**THE TASK:** From the entries below, tally how many lines contain "preds" and report only that figure.

[Stored data]
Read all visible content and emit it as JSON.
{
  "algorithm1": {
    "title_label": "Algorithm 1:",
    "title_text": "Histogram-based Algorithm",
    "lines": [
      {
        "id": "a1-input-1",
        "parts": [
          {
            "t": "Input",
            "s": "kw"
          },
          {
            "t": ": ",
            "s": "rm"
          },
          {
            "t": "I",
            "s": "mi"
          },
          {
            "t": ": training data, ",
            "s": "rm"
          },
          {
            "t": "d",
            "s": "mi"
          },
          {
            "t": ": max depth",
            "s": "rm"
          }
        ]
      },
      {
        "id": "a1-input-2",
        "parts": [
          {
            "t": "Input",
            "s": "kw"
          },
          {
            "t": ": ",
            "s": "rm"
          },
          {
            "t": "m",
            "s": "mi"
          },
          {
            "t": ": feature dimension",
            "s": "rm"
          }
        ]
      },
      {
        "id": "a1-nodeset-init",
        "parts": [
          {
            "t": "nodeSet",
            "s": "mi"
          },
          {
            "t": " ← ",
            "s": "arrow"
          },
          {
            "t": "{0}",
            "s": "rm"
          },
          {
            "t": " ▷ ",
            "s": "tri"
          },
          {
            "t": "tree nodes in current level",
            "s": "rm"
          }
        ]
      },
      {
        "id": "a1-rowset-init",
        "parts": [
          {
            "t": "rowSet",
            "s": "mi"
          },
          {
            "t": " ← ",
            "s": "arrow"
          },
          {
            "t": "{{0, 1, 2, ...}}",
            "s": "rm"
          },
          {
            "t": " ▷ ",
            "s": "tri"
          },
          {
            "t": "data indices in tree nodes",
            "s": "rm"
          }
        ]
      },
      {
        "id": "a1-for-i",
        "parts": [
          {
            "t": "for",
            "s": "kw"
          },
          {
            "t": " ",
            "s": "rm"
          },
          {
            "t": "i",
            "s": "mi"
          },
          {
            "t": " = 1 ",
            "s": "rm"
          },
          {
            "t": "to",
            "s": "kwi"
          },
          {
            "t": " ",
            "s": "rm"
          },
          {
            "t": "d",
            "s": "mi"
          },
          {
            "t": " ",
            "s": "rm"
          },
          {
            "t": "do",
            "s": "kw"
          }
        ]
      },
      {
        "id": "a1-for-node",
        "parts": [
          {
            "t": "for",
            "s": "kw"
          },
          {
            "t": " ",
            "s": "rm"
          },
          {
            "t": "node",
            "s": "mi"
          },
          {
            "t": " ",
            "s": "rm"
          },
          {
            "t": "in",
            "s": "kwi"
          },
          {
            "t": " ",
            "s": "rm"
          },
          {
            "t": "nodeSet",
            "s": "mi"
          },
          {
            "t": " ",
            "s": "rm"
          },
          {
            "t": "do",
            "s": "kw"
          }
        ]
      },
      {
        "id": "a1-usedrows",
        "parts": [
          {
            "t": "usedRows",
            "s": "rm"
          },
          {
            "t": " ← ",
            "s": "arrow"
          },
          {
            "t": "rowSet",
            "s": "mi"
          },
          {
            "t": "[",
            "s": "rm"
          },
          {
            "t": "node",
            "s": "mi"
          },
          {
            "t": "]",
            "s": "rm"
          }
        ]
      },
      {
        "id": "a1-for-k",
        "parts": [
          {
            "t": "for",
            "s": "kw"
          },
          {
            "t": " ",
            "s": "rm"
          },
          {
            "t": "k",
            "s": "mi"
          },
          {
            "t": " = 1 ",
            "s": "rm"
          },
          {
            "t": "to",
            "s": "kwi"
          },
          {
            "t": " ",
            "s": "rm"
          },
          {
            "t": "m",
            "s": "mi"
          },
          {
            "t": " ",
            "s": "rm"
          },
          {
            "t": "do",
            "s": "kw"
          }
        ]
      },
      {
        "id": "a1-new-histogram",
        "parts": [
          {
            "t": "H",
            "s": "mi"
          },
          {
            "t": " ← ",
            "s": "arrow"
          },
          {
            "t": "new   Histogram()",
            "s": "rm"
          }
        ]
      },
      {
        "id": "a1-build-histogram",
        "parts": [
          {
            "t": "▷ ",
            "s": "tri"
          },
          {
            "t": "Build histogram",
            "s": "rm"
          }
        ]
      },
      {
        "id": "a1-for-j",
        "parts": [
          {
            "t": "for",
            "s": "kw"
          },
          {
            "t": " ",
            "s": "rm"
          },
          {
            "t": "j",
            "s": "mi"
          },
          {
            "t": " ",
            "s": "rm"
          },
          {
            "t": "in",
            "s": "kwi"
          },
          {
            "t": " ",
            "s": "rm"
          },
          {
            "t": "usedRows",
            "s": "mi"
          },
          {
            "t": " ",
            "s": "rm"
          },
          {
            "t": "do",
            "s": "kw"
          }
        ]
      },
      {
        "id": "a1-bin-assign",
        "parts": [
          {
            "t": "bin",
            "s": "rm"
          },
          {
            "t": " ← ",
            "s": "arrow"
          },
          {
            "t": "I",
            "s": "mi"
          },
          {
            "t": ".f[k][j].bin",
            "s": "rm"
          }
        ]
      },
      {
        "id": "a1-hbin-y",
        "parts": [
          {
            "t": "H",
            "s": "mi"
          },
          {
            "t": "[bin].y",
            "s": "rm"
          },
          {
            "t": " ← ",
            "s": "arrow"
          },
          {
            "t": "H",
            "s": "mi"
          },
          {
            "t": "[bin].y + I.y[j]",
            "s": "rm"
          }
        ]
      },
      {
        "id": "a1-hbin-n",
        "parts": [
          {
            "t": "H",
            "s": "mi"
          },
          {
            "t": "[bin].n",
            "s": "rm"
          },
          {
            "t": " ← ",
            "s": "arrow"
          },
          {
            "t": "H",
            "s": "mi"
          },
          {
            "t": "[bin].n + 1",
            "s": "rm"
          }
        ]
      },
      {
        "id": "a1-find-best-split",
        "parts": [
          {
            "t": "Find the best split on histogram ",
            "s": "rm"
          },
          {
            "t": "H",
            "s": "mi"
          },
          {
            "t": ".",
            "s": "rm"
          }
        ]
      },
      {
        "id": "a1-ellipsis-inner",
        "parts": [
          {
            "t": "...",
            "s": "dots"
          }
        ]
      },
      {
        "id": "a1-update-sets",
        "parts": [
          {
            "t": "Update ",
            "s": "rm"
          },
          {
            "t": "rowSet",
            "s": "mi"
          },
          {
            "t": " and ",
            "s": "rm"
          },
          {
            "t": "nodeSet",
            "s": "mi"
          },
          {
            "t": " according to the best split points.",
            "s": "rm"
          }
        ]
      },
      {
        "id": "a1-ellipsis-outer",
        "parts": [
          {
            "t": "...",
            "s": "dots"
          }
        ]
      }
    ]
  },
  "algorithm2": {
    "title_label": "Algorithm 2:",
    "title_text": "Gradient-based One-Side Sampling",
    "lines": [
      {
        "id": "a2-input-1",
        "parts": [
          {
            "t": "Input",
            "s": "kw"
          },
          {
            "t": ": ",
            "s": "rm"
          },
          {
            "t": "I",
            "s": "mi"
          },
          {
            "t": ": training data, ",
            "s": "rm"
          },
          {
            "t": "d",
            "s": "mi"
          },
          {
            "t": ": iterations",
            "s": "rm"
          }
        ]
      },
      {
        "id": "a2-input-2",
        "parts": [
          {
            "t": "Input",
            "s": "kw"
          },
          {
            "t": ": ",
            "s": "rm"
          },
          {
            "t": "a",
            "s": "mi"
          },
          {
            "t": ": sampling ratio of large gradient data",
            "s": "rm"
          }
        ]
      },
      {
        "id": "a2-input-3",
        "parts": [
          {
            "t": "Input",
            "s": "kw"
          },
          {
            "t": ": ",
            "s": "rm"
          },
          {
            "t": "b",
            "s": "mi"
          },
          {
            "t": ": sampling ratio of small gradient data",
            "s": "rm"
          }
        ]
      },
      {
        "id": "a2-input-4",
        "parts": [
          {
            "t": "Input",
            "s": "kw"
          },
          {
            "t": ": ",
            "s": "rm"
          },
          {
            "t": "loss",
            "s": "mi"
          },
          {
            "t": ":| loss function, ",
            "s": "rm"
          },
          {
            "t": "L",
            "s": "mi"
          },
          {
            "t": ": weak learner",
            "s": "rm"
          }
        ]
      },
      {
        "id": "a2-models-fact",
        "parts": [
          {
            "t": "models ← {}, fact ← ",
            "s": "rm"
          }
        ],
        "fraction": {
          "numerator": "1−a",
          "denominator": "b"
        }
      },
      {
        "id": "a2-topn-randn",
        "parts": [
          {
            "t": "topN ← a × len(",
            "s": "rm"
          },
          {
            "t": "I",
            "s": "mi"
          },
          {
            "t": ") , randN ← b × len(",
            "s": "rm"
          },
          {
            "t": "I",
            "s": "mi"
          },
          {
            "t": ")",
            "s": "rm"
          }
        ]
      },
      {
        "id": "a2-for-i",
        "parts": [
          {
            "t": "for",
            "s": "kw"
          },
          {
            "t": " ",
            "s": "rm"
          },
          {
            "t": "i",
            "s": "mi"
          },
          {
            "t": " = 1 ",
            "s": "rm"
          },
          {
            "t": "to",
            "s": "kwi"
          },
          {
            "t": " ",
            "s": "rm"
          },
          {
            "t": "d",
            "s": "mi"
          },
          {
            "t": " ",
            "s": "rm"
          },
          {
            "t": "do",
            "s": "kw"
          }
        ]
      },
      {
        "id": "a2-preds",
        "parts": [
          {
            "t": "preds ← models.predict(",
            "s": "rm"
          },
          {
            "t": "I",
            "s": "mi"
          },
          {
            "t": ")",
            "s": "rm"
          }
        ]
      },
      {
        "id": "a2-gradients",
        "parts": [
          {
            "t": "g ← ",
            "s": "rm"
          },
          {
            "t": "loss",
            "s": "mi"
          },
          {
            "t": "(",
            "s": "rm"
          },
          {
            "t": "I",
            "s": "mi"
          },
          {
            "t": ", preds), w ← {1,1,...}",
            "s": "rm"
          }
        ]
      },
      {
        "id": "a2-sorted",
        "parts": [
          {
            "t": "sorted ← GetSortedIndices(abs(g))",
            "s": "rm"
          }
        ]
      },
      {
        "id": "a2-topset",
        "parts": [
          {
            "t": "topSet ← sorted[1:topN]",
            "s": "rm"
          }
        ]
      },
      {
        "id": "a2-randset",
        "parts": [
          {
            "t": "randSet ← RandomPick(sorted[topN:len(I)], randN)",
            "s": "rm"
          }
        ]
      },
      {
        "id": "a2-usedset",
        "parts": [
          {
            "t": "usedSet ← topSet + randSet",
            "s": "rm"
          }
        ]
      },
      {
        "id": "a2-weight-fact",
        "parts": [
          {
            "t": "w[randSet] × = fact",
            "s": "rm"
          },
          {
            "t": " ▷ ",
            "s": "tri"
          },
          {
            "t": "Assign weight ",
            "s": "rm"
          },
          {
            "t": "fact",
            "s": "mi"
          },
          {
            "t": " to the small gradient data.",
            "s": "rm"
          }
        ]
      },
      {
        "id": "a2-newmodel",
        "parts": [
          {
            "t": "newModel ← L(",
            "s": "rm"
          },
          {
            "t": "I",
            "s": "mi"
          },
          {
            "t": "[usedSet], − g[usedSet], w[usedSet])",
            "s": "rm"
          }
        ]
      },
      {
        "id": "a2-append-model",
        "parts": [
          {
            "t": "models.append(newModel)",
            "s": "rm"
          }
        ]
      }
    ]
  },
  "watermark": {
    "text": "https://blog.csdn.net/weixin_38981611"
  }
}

**THE REPLY:** 3